Return the number of lines that contain the word "molto", and return nothing else.

### RECORDS FOR THIS EXERCISE

--- start ---

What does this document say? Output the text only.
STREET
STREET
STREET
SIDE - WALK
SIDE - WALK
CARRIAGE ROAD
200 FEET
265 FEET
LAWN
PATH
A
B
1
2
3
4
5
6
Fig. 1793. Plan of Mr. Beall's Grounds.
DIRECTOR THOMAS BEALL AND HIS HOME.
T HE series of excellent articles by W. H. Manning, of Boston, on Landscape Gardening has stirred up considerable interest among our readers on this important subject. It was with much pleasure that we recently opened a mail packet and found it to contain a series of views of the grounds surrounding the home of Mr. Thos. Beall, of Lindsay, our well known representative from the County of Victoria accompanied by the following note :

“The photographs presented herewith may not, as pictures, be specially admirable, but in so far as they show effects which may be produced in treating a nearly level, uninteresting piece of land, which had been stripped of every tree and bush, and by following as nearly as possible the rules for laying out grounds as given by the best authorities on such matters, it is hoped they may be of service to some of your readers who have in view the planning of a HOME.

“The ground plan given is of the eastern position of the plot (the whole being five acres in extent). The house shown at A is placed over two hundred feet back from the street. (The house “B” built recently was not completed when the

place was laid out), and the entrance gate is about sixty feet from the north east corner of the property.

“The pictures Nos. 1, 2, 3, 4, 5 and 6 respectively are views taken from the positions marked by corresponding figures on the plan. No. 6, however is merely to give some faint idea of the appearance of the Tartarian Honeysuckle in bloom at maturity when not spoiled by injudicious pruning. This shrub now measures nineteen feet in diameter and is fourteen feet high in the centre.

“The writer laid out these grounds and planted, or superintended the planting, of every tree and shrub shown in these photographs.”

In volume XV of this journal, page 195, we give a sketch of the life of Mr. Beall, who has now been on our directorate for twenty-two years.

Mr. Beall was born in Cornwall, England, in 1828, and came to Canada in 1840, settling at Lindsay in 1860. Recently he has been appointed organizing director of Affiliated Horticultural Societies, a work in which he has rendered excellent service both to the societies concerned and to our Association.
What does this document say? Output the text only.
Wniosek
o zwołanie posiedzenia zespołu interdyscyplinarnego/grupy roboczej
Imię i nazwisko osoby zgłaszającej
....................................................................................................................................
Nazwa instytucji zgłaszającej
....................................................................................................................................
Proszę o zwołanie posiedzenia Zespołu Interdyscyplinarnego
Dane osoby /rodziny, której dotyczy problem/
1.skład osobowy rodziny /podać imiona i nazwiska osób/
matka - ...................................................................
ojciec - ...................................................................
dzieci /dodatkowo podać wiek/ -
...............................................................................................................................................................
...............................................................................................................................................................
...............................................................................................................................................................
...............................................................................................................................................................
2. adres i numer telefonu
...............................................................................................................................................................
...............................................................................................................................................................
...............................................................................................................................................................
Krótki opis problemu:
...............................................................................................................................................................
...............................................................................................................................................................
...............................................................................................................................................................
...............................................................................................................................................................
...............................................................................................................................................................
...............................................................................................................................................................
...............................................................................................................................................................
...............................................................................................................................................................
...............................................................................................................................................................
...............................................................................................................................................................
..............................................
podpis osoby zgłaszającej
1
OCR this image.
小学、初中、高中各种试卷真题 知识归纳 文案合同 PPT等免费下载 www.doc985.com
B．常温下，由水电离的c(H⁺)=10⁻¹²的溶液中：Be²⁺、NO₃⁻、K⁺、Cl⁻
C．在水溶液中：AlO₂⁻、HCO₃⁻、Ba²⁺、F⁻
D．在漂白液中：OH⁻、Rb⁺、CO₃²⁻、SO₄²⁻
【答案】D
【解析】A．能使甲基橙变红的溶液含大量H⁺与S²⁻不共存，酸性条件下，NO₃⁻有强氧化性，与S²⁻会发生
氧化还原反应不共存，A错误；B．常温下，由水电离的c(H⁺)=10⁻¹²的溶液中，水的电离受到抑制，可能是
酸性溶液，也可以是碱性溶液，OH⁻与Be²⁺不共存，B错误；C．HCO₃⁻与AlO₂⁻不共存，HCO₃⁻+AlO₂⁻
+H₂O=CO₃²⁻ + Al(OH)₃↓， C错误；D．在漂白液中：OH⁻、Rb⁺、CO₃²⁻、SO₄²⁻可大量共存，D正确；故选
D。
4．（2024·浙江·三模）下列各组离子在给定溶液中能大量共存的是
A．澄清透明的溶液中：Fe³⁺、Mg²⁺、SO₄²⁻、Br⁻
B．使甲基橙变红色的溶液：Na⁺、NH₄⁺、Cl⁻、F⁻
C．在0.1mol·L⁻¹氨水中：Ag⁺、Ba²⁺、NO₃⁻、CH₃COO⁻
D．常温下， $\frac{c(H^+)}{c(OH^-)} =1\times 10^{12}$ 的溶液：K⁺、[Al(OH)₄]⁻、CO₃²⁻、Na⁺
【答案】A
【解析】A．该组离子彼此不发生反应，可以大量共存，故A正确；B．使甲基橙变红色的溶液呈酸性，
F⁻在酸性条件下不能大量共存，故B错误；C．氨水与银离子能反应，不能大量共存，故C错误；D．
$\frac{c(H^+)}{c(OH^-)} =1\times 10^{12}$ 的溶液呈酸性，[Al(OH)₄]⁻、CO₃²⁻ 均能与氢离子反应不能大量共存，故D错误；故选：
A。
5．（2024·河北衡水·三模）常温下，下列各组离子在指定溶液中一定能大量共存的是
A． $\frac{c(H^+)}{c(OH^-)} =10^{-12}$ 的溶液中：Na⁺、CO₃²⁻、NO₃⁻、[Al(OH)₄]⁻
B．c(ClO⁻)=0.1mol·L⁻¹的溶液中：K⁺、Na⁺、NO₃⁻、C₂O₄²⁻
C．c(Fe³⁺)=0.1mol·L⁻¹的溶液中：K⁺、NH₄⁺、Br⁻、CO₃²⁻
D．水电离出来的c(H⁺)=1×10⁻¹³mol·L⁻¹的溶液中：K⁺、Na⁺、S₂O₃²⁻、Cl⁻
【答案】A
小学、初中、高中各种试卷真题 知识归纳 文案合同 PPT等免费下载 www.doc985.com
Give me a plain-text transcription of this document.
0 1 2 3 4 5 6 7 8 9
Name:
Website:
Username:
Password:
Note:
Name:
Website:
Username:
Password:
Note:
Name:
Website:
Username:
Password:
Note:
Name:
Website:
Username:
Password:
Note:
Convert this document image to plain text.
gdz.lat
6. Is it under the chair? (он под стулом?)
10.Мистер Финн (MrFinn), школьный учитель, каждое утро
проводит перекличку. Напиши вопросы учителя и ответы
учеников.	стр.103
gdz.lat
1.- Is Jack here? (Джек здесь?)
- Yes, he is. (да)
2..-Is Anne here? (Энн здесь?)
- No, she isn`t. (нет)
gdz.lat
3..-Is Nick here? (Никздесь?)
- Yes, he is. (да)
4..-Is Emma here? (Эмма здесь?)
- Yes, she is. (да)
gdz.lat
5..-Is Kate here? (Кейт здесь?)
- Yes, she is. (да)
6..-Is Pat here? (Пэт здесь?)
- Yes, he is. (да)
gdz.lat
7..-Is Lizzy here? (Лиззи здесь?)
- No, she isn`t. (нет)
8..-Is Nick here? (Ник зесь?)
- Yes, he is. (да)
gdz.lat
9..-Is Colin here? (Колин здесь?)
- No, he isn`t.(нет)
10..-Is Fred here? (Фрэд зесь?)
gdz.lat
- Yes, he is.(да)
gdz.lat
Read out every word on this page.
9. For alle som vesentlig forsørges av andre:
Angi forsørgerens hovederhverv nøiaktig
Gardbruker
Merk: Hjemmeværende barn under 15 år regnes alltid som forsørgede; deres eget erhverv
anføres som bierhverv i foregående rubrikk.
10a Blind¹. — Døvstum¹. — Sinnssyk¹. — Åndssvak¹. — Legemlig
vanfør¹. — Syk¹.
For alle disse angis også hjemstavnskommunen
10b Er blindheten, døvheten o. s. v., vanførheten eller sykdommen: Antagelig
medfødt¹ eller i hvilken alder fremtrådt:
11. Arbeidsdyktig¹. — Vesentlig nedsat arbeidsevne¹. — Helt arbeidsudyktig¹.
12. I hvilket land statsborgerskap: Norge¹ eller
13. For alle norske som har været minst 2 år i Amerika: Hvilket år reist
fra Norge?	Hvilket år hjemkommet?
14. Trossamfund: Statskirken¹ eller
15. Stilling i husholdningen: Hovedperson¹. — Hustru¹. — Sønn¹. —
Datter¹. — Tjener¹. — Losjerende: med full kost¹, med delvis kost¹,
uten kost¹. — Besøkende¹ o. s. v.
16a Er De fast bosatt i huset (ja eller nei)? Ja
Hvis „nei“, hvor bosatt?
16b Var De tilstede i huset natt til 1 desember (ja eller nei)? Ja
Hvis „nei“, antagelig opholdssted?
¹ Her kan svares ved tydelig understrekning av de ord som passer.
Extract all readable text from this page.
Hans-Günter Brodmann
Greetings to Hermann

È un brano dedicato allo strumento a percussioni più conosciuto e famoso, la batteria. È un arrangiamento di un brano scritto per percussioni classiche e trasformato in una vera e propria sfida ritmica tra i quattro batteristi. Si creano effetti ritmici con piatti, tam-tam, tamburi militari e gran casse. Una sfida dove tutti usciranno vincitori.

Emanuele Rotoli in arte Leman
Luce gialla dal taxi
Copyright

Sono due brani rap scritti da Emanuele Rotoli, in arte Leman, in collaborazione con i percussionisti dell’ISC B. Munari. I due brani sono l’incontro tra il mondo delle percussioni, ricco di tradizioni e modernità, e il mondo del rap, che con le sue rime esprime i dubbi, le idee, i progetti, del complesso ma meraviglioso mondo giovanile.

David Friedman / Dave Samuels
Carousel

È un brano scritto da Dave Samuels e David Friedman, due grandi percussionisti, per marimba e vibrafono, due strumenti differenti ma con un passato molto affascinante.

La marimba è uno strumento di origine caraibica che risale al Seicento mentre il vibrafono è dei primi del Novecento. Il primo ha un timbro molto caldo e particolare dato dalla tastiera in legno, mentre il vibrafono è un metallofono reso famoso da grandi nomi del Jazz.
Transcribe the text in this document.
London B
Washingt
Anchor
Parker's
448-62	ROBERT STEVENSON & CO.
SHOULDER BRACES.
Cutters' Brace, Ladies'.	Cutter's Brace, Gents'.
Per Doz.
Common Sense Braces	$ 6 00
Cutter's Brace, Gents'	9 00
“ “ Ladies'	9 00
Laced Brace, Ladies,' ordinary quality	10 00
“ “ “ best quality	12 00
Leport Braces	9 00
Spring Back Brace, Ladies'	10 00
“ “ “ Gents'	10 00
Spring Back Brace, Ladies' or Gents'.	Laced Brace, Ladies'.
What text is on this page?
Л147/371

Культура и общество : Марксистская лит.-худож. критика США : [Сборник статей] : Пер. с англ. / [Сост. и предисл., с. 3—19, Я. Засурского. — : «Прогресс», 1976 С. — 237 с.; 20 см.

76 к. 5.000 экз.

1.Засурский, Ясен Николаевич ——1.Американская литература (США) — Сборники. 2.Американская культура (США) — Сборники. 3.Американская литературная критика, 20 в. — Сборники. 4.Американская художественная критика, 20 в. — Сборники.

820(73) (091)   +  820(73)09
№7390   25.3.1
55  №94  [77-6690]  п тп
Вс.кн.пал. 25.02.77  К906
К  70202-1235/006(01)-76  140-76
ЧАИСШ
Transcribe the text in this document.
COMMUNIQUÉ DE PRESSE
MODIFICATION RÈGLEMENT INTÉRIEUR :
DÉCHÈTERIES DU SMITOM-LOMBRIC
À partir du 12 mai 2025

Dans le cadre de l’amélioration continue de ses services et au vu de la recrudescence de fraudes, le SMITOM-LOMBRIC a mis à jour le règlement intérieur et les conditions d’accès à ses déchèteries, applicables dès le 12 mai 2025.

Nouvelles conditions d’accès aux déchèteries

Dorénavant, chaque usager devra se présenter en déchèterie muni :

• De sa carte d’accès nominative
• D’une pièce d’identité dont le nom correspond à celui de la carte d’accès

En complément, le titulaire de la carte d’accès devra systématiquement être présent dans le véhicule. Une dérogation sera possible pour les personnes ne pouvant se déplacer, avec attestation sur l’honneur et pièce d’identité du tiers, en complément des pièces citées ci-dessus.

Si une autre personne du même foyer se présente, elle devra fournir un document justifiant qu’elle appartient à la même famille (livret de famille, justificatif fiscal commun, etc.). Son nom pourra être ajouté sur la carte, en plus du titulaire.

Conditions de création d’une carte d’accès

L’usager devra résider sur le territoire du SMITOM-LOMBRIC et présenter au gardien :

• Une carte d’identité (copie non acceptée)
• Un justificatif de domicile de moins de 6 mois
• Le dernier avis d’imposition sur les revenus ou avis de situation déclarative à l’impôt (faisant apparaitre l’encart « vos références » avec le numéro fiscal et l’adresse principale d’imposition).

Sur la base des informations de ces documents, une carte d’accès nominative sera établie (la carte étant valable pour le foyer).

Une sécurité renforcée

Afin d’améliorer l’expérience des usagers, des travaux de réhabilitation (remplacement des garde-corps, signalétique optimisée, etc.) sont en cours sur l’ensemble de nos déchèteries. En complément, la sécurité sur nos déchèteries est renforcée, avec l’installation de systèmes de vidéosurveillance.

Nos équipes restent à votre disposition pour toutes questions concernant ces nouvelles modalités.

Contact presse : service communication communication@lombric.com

--- end ---

### ANSWER TO THIS EXERCISE
2